Énoncé écrit 1
Restituez telles quelles les lignes de données, depuis la toute première jusqu'à celle qui contient « motor circle (375, 1489, 500, 1614) », cette dernière incluse.

Extrait du document

Horlogerie
Qui est John Tango ? En apparence, un gringo qui mène une vie tranquille dans un village sans histoires, au fin fond de la Bolivie. Mais il faut se méfier des apparences, surtout quand on veut raconter de bonnes histoires. Le personnage de cette nouvelle saga d’aventures n’est peut-être pas aussi banal qu’il en a l’air…
« Un gamin volé sur les bras et mes anciens employeurs qui veulent me liquider. On peut dire que, cette fois-ci, je suis dans la merde jusqu’au cou… » On peut dire aussi que John Tango a le sens de la formule. A sa manière, c’est presque un philosophe. Le genre de type qui sait tirer les leçons de ses expériences et qui les résume en quelques phrases qui claquent. Par exemple : « Avant de foncer tête baissée dans les ennuis, il faut toujours tourner son flingue sept fois dans sa ceinture. »
John Tango est cependant avant tout un homme d’action. Enfin, mieux vaut le dire à l’imparfait : dans sa vie d’avant, il était un homme d’action. Son job n’était pas de ceux qui s’enseignent dans les écoles de commerce. A bord de son bateau, il transportait « de gros paquets de fric » en direction de paradis fiscaux. Le tout sans poser de questions et sans s’interroger sur l’origine de ces paquets. Un jour, il s’est laissé tenter. C’est humain. Il a pris le large à bord de son bateau, avec quelques millions de dollars en petites coupures.
Ni vu ni connu, il s’est installé dans un bled perdu de la cordillère des Andes pour démarrer une nouvelle existence. A l’abri de ses employeurs et des ennuis, en vertu d’un adage selon lequel « moins il y a de gens au kilomètre carré, moins il y a de cons et de nuisibles. C’est mécanique ». Ce n’est pas faux. Le seul problème, c’est que ses anciens commanditaires ont de la mémoire et la rancune tenace. Et ce qui devait arriver a fini par arriver : ils ont retrouvé sa trace après quelques années. Pour John Tango, c’est à ce moment-là que les ennuis ont commencé…
Plusieurs quêtes qui s’entremêlent pour John Tango
Le seul qui se réjouit de la situation, c’est le lecteur. Cet éternel égoïste prend un malin plaisir à voir le pauvre John Tango pris dans les filets de personnages peu recommandables. En suivant ses mésaventures, il renoue avec une certaine bande dessinée d’aventures classique, dans la lignée de Blueberry, de Jean-Michel Charlier et Jean Giraud, ou de Bernard Prince, de Greg et Hermann. Autrement dit, un cocktail d’action, d’exotisme et d’héroïsme, confectionné par deux auteurs rompus aux codes du genre et adeptes d’une narration efficace.

Données de placement des éléments:
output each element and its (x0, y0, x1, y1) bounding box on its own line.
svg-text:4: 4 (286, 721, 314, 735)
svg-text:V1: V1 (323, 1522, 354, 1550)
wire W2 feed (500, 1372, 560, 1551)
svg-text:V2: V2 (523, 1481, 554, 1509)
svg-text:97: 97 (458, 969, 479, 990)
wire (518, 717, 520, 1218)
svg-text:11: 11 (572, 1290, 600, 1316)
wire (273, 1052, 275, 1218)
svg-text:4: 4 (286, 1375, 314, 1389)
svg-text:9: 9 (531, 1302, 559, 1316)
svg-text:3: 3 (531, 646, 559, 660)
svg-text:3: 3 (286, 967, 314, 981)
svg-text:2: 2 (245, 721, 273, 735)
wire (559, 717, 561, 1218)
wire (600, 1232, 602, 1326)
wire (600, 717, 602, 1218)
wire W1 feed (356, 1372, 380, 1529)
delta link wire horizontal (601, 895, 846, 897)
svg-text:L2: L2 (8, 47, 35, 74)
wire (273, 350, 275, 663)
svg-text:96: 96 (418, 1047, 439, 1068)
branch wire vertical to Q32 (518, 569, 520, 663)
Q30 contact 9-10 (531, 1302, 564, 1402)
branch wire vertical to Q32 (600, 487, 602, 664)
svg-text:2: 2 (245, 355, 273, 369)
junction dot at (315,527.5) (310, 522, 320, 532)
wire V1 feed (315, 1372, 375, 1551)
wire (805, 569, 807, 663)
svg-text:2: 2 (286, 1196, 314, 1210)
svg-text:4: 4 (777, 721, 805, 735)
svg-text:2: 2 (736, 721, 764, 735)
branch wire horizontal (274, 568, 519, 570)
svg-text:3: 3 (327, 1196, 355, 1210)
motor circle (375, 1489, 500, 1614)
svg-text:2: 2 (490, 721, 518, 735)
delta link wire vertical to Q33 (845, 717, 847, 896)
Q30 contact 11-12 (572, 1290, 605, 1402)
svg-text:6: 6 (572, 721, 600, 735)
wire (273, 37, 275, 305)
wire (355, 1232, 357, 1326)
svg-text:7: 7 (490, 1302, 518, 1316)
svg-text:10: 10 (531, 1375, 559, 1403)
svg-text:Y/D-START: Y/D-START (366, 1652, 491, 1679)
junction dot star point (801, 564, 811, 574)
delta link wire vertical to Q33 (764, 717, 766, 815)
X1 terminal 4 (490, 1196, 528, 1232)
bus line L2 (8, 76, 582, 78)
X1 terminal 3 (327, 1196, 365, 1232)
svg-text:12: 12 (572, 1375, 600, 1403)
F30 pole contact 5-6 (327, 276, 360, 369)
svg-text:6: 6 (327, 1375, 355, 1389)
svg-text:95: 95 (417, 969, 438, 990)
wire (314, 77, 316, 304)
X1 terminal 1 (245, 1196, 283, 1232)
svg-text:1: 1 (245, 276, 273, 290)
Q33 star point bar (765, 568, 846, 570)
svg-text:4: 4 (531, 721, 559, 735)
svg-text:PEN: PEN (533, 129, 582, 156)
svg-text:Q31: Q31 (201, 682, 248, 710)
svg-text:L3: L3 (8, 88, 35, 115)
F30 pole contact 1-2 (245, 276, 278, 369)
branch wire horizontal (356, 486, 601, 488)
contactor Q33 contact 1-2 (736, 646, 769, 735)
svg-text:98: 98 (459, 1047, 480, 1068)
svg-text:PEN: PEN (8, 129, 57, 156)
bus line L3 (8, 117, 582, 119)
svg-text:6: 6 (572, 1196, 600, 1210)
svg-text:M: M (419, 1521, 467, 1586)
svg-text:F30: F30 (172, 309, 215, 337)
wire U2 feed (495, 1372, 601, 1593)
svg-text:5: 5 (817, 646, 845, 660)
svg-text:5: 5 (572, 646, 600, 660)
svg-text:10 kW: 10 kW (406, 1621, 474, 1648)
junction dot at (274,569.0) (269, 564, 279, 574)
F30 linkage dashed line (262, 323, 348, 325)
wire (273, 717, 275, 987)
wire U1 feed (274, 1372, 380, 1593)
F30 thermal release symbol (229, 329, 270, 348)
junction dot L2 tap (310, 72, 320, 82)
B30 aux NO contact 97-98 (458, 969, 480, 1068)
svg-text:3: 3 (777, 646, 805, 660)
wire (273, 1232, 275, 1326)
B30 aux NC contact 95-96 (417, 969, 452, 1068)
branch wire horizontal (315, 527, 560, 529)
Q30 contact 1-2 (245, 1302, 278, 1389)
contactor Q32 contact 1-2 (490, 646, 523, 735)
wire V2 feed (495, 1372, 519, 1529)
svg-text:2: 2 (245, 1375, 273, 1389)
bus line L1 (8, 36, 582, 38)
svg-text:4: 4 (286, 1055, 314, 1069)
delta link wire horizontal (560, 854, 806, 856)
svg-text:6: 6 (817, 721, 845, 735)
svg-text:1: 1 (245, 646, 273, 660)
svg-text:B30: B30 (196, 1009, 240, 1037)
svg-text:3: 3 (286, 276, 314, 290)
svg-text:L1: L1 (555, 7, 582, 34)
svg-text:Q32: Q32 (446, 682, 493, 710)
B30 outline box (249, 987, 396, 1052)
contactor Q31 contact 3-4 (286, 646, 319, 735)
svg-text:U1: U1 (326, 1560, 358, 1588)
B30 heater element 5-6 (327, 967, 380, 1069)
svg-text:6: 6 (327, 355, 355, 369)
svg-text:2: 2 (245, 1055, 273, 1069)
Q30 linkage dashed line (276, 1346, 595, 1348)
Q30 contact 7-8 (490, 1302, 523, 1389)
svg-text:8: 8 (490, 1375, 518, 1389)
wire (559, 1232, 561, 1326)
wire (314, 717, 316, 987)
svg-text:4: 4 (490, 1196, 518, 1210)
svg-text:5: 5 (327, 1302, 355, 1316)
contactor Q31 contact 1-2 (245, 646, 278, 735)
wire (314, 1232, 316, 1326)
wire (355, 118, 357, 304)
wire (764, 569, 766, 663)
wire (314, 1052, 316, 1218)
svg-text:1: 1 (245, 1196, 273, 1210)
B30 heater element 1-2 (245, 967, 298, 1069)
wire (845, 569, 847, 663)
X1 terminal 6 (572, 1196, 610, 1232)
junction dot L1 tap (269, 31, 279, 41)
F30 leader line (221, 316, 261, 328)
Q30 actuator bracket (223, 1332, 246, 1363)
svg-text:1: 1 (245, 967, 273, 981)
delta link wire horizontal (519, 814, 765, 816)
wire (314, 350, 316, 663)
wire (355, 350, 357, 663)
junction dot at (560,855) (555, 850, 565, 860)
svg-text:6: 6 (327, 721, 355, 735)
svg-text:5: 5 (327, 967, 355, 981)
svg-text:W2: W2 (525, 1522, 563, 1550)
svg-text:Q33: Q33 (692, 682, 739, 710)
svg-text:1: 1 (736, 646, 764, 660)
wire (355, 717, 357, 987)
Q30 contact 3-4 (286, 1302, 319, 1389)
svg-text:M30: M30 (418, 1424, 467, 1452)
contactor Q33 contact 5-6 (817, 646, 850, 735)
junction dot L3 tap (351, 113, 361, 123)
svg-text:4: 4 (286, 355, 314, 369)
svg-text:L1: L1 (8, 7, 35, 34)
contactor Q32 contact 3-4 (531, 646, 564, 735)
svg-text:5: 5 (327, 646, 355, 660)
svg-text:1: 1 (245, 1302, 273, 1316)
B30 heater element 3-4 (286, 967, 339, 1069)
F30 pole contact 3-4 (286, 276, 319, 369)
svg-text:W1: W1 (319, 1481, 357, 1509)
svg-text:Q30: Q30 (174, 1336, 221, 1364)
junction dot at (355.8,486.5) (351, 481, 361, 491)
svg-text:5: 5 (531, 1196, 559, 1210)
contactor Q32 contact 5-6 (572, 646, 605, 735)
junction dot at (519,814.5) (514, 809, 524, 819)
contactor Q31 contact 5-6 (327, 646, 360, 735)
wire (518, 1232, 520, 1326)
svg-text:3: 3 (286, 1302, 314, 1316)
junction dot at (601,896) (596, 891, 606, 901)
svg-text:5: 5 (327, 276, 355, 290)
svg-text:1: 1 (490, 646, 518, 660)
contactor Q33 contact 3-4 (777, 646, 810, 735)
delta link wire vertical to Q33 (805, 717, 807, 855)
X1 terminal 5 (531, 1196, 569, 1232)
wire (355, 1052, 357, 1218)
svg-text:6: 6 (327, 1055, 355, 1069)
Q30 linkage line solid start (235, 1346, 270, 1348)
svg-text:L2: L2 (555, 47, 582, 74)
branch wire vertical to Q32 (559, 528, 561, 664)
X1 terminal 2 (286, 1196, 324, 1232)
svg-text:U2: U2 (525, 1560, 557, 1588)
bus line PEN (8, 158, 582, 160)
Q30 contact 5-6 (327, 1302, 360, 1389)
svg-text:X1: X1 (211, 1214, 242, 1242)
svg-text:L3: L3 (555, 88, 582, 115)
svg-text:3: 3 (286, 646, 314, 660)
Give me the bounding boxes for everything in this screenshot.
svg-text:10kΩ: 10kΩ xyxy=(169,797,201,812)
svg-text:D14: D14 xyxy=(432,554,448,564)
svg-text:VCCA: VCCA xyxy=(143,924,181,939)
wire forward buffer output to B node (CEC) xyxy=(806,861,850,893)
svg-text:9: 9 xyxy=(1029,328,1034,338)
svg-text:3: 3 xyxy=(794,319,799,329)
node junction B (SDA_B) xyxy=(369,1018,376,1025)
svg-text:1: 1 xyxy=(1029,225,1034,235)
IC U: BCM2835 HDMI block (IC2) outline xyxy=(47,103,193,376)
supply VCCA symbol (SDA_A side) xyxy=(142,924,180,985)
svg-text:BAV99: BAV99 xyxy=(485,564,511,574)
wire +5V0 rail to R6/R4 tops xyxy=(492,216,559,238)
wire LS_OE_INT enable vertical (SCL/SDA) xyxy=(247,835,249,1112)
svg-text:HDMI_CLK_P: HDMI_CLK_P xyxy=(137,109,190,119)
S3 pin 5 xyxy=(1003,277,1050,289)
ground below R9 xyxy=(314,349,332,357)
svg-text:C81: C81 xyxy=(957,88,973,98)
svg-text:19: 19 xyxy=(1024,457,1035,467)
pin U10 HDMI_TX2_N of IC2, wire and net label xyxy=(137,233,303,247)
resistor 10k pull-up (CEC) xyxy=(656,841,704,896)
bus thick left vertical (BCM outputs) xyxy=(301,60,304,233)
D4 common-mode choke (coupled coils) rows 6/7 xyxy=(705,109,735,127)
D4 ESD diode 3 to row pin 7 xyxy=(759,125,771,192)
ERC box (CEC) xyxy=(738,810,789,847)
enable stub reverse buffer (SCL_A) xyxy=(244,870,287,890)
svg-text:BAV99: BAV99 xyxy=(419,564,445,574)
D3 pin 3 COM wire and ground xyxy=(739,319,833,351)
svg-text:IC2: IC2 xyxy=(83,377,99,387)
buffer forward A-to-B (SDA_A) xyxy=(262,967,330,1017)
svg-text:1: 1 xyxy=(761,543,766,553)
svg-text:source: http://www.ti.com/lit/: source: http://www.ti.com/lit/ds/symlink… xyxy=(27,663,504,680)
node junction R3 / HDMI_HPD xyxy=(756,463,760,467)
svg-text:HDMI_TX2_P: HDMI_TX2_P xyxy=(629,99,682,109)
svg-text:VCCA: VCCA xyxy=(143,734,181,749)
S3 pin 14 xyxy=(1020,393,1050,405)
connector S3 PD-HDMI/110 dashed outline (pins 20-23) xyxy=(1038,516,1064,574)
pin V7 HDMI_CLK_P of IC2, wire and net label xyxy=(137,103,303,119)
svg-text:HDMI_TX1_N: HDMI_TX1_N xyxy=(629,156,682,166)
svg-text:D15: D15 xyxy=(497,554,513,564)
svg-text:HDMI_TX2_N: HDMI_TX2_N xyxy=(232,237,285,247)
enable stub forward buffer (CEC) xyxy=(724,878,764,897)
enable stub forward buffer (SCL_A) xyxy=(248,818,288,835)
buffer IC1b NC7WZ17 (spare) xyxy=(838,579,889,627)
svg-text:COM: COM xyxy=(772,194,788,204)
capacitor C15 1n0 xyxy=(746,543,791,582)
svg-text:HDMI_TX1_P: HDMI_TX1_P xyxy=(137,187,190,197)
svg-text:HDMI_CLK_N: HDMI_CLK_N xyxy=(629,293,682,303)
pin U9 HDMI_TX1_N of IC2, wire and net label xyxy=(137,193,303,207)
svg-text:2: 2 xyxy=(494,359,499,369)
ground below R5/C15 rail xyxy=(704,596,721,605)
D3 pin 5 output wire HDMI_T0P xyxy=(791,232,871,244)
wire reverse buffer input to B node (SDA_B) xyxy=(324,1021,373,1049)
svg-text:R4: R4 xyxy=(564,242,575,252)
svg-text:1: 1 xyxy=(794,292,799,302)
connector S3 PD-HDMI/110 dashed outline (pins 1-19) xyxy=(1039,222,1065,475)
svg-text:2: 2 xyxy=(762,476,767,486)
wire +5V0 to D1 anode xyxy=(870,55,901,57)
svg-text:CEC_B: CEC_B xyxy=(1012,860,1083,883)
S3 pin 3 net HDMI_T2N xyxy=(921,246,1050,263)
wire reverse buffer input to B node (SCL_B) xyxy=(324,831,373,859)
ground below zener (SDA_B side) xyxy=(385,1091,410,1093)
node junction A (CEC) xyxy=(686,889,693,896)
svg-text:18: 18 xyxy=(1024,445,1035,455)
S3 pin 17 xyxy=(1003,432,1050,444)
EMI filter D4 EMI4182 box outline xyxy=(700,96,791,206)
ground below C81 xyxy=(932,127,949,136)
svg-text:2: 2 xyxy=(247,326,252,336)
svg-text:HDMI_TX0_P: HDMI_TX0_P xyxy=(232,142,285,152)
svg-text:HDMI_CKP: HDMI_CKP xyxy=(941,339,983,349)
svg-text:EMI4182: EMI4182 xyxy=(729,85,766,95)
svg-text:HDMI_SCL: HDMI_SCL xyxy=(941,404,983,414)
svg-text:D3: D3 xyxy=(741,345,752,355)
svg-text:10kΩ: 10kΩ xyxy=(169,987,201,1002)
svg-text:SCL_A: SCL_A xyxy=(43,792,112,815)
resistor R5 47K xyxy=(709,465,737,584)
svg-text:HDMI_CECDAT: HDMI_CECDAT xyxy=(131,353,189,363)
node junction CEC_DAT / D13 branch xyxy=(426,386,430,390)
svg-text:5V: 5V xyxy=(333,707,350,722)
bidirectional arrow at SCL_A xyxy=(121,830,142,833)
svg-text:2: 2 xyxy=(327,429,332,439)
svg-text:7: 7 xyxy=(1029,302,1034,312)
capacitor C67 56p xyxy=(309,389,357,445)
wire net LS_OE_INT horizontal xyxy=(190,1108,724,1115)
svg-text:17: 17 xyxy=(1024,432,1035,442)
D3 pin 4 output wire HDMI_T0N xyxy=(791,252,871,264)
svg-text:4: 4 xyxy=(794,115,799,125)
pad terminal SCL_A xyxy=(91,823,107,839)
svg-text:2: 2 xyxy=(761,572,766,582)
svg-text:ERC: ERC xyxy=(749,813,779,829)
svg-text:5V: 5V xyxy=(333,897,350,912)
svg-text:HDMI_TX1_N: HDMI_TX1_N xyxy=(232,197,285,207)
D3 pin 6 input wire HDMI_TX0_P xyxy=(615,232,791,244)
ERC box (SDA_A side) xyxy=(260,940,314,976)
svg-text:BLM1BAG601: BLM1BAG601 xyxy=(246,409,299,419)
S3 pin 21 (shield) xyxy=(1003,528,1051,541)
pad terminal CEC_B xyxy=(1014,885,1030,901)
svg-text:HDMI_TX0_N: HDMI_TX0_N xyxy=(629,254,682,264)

Énoncé écrit 2
D'après l'extrait du document, où John Tango s'est-il installé pour démarrer une nouvelle existence ?

Réponse attendue 1
output each element and its (x0, y0, x1, y1) bounding box on its own line.
svg-text:4: 4 (286, 721, 314, 735)
svg-text:V1: V1 (323, 1522, 354, 1550)
wire W2 feed (500, 1372, 560, 1551)
svg-text:V2: V2 (523, 1481, 554, 1509)
svg-text:97: 97 (458, 969, 479, 990)
wire (518, 717, 520, 1218)
svg-text:11: 11 (572, 1290, 600, 1316)
wire (273, 1052, 275, 1218)
svg-text:4: 4 (286, 1375, 314, 1389)
svg-text:9: 9 (531, 1302, 559, 1316)
svg-text:3: 3 (531, 646, 559, 660)
svg-text:3: 3 (286, 967, 314, 981)
svg-text:2: 2 (245, 721, 273, 735)
wire (559, 717, 561, 1218)
wire (600, 1232, 602, 1326)
wire (600, 717, 602, 1218)
wire W1 feed (356, 1372, 380, 1529)
delta link wire horizontal (601, 895, 846, 897)
svg-text:L2: L2 (8, 47, 35, 74)
wire (273, 350, 275, 663)
svg-text:96: 96 (418, 1047, 439, 1068)
branch wire vertical to Q32 (518, 569, 520, 663)
Q30 contact 9-10 (531, 1302, 564, 1402)
branch wire vertical to Q32 (600, 487, 602, 664)
svg-text:2: 2 (245, 355, 273, 369)
junction dot at (315,527.5) (310, 522, 320, 532)
wire V1 feed (315, 1372, 375, 1551)
wire (805, 569, 807, 663)
svg-text:2: 2 (286, 1196, 314, 1210)
svg-text:4: 4 (777, 721, 805, 735)
svg-text:2: 2 (736, 721, 764, 735)
branch wire horizontal (274, 568, 519, 570)
svg-text:3: 3 (327, 1196, 355, 1210)
motor circle (375, 1489, 500, 1614)

Réponse attendue 2
Dans un bled perdu de la cordillère des Andes.